#### Exercise directions
In the entries below, find every line holding the string "不符合文意" and collect it.

───

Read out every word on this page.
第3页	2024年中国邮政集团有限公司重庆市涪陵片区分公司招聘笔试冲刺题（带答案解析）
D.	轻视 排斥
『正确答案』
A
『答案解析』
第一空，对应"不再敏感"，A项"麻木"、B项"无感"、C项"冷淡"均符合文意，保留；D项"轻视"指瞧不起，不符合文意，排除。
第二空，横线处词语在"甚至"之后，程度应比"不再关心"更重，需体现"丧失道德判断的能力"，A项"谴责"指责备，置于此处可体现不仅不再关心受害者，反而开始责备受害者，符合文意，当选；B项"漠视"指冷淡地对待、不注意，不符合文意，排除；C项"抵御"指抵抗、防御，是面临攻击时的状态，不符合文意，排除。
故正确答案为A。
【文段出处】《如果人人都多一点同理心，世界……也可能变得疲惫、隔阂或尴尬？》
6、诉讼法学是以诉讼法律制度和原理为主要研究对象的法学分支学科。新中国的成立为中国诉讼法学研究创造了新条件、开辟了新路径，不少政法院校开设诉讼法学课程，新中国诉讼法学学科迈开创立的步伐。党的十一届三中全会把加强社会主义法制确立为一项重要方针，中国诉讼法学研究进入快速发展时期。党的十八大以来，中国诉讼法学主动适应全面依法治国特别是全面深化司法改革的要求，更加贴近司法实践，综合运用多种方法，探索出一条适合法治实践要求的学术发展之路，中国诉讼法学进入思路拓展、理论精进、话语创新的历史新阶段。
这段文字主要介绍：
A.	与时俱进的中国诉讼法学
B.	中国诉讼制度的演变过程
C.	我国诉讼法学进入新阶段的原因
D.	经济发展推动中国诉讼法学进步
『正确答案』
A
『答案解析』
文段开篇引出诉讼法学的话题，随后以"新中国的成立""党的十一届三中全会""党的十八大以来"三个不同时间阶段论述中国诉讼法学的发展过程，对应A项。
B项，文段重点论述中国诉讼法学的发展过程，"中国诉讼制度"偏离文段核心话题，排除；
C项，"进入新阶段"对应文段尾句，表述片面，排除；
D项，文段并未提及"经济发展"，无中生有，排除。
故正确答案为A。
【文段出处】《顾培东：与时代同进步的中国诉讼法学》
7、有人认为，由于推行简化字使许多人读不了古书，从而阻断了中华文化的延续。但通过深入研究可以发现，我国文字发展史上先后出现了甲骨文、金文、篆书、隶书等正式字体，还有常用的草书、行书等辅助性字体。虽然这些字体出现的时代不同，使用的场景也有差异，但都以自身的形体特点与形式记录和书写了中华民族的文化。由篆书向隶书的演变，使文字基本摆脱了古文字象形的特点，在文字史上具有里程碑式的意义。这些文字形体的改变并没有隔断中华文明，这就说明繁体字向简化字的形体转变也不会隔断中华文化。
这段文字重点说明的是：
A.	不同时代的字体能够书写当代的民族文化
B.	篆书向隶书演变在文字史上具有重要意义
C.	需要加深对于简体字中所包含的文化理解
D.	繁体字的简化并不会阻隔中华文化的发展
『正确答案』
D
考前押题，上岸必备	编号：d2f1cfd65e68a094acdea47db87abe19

───

#### Correct response
第一空，对应"不再敏感"，A项"麻木"、B项"无感"、C项"冷淡"均符合文意，保留；D项"轻视"指瞧不起，不符合文意，排除。
第二空，横线处词语在"甚至"之后，程度应比"不再关心"更重，需体现"丧失道德判断的能力"，A项"谴责"指责备，置于此处可体现不仅不再关心受害者，反而开始责备受害者，符合文意，当选；B项"漠视"指冷淡地对待、不注意，不符合文意，排除；C项"抵御"指抵抗、防御，是面临攻击时的状态，不符合文意，排除。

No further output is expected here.